ANFORDERUNGEN »
Ändere in den Einträgen vom Anfang bis einschließlich der Zeile mit "heart-symbol-icon bbox=[278, 300, 342, 364]" überall "page-title" in "screen-title". Gib nur diese Zeilen wieder und lass alles andere unverändert.

=====

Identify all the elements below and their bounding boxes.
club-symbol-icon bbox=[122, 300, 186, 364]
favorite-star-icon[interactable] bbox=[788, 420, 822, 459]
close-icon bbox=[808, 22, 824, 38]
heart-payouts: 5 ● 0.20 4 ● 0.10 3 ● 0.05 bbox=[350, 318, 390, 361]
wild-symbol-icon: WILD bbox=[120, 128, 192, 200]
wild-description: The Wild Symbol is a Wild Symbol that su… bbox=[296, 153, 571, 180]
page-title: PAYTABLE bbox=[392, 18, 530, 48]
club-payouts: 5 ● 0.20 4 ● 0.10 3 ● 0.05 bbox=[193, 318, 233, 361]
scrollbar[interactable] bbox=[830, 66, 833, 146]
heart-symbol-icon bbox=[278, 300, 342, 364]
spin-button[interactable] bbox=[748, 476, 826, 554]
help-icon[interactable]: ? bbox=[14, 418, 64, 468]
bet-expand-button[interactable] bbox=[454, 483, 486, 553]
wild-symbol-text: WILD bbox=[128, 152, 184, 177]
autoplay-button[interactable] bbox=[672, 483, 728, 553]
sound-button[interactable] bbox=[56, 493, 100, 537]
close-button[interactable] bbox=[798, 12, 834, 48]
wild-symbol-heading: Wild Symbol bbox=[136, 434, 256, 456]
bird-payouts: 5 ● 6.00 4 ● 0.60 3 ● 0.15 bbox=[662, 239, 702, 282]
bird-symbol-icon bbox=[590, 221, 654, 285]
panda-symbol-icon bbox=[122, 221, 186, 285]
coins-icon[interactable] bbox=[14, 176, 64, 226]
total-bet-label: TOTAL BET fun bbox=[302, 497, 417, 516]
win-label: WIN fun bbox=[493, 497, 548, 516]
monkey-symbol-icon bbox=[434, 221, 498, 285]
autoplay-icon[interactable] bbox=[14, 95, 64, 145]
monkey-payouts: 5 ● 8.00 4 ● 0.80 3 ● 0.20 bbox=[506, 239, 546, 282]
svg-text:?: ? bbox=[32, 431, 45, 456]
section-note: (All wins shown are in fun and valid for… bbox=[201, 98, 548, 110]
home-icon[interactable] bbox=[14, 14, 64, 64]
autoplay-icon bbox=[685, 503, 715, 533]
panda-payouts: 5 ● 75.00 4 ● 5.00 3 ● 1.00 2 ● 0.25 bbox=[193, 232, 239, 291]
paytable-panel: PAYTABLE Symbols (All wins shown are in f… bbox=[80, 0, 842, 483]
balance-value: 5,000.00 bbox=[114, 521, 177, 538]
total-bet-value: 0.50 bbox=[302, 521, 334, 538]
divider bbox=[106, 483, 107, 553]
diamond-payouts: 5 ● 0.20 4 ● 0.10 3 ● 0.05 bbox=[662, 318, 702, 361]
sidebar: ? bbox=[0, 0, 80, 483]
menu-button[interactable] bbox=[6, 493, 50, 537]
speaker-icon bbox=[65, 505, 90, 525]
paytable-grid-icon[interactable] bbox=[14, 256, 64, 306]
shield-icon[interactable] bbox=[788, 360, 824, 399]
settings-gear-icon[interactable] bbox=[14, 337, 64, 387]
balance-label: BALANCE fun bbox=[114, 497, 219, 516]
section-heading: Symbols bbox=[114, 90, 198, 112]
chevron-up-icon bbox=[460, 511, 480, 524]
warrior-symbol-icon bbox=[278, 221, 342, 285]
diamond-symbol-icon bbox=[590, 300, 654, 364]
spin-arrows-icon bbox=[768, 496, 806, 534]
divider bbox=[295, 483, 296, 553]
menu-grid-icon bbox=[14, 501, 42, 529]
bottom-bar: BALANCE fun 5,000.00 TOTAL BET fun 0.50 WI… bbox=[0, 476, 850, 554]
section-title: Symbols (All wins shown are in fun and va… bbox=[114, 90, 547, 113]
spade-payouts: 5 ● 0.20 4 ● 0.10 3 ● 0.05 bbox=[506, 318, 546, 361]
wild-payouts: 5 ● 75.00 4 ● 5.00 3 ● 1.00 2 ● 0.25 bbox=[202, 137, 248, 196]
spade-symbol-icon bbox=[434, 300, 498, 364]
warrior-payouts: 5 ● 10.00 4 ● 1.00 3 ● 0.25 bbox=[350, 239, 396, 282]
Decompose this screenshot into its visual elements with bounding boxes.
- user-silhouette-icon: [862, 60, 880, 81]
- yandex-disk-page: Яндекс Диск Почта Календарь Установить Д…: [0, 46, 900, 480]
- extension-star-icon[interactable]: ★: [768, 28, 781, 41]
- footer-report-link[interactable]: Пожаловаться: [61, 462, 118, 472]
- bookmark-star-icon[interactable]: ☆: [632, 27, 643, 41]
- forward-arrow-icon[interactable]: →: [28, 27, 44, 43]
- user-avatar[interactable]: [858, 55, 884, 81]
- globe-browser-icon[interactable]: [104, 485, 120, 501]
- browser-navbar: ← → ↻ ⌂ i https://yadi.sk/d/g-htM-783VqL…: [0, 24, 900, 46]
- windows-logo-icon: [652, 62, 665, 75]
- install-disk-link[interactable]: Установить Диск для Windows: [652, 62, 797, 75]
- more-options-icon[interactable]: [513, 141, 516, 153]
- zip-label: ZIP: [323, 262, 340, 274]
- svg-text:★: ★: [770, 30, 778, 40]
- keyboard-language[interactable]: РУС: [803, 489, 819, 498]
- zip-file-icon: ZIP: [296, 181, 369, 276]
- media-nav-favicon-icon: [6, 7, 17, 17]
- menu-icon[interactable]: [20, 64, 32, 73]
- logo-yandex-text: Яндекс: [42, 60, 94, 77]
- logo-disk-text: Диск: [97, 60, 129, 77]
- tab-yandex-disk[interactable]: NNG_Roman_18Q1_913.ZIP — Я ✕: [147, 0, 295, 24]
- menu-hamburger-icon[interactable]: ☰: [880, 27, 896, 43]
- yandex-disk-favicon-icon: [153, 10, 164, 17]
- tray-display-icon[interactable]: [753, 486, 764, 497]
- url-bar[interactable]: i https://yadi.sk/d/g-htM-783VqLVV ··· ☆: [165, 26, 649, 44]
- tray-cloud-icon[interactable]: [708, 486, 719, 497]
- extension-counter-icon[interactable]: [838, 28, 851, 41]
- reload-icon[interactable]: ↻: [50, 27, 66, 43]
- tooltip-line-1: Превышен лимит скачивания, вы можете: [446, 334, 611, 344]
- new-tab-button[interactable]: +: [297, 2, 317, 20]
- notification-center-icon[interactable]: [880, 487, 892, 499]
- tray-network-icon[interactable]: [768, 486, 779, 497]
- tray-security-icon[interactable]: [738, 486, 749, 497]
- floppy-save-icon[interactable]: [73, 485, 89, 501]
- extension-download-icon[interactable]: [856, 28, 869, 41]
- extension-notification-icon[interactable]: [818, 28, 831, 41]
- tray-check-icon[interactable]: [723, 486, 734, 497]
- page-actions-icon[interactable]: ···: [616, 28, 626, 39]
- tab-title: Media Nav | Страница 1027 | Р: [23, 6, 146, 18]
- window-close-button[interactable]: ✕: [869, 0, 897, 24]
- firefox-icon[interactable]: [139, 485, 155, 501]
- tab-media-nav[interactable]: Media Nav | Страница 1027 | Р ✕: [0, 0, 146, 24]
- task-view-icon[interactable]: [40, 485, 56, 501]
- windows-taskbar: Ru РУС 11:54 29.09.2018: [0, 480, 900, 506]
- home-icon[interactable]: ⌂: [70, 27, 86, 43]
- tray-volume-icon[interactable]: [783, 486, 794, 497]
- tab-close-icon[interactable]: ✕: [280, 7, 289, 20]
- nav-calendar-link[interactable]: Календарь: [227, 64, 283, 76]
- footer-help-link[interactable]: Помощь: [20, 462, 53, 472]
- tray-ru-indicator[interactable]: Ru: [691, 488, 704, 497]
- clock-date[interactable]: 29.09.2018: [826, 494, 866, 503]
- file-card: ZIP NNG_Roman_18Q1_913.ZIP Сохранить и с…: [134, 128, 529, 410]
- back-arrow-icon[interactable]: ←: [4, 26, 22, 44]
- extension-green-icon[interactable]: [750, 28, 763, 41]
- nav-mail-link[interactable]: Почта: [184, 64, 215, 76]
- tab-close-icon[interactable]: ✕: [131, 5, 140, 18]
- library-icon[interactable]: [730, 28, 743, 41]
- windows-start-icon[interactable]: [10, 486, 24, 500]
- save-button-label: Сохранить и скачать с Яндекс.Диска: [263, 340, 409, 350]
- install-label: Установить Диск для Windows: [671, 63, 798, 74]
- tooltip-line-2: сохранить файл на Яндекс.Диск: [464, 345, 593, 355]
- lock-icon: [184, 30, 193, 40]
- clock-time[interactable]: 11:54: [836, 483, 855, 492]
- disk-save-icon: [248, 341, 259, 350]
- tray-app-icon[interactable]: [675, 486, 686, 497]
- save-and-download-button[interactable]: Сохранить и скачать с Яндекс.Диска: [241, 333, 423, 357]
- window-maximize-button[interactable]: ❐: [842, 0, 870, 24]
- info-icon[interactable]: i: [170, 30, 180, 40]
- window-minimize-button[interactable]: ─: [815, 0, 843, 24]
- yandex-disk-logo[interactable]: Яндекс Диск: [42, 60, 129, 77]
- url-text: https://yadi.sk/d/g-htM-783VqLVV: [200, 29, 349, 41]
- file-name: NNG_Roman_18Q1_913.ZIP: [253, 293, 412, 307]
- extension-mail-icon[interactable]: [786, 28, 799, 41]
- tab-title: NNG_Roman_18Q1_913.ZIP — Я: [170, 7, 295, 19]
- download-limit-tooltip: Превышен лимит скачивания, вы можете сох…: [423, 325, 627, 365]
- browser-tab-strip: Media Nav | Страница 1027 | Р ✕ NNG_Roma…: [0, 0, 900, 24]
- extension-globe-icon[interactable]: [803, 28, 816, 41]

=====

ERGEBNIS »
Identify all the elements below and their bounding boxes.
club-symbol-icon bbox=[122, 300, 186, 364]
favorite-star-icon[interactable] bbox=[788, 420, 822, 459]
close-icon bbox=[808, 22, 824, 38]
heart-payouts: 5 ● 0.20 4 ● 0.10 3 ● 0.05 bbox=[350, 318, 390, 361]
wild-symbol-icon: WILD bbox=[120, 128, 192, 200]
wild-description: The Wild Symbol is a Wild Symbol that su… bbox=[296, 153, 571, 180]
screen-title: PAYTABLE bbox=[392, 18, 530, 48]
club-payouts: 5 ● 0.20 4 ● 0.10 3 ● 0.05 bbox=[193, 318, 233, 361]
scrollbar[interactable] bbox=[830, 66, 833, 146]
heart-symbol-icon bbox=[278, 300, 342, 364]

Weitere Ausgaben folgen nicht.